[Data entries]
--------------------------------------------------

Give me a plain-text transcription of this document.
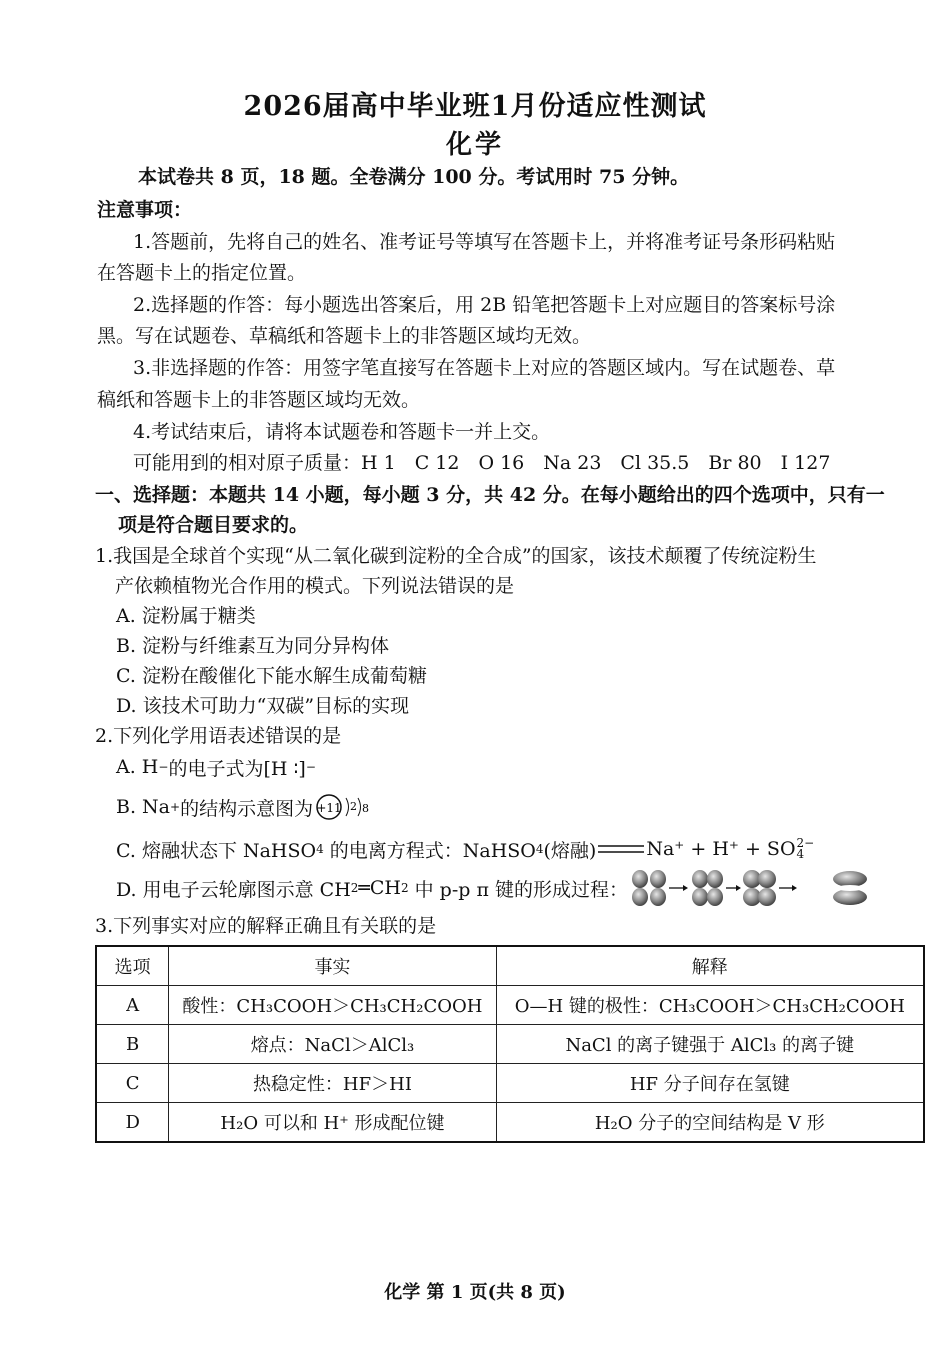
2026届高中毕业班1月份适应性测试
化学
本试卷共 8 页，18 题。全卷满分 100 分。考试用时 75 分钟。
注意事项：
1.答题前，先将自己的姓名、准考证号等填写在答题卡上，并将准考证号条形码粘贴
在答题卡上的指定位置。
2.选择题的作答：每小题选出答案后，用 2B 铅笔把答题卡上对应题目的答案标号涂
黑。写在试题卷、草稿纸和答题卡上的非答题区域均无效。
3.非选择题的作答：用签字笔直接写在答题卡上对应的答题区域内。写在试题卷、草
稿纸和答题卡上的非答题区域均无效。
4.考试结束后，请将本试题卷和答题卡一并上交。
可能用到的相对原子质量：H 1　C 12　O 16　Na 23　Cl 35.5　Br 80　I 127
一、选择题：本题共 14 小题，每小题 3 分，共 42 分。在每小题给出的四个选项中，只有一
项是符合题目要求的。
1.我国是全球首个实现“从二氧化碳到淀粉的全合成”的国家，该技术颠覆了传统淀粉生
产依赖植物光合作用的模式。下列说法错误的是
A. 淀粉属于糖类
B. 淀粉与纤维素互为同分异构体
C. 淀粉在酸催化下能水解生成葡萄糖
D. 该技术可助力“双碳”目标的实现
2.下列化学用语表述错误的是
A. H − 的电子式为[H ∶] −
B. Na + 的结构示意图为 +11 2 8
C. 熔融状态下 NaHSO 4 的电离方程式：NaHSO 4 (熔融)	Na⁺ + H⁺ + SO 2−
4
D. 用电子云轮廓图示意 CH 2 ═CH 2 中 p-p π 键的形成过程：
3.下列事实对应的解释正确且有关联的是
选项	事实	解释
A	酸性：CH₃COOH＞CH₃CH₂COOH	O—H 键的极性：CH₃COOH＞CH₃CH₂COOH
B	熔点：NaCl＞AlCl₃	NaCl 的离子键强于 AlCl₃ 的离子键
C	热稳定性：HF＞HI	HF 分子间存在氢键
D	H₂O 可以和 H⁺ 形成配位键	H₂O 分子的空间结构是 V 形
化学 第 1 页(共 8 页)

--------------------------------------------------

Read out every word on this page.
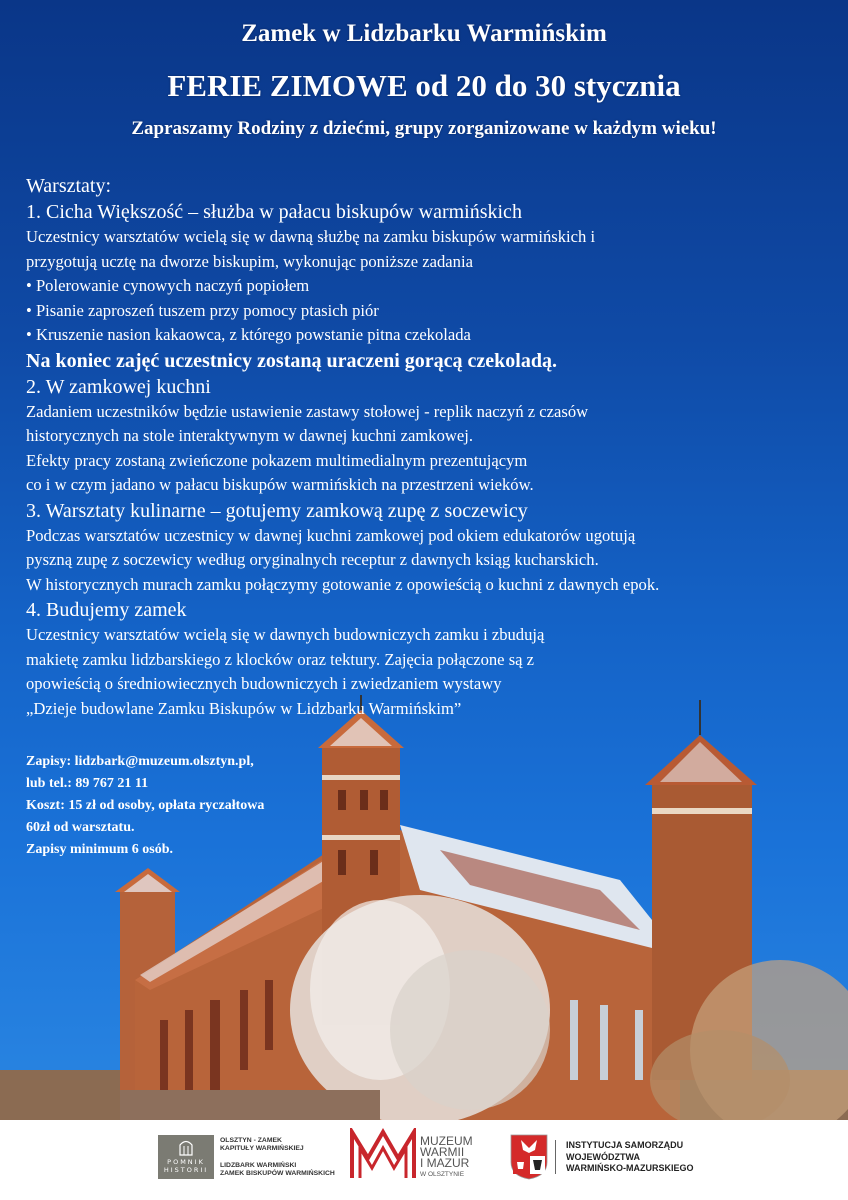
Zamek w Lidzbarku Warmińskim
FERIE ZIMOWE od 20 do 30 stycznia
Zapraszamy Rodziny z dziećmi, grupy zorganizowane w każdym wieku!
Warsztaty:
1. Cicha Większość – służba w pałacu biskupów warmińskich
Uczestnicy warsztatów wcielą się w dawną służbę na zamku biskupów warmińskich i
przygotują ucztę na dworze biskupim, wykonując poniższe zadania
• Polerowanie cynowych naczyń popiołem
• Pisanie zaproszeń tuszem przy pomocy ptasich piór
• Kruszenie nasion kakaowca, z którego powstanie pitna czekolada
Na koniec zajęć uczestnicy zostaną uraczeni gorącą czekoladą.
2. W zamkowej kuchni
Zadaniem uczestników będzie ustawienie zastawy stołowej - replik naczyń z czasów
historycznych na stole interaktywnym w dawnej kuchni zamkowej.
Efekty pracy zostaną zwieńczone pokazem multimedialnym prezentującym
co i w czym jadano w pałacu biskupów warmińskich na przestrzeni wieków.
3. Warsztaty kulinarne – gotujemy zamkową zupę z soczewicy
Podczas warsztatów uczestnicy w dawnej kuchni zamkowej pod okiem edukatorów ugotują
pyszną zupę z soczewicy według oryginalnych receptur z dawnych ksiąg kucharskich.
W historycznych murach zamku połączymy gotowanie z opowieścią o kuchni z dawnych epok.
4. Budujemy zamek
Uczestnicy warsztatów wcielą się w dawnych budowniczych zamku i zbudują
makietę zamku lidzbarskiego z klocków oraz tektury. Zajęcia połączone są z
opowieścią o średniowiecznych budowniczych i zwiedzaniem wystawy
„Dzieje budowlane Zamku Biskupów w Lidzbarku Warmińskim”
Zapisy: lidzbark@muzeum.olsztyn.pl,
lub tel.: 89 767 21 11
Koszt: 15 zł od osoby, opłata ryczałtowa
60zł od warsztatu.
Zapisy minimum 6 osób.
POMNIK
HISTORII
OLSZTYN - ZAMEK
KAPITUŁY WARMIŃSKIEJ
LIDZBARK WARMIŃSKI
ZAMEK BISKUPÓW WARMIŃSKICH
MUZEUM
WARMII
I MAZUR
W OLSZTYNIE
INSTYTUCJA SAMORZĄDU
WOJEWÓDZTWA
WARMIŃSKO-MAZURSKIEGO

--------------------------------------------------

Tell how many lines in the records above contain "warsztatów", giving the number and no other words.

3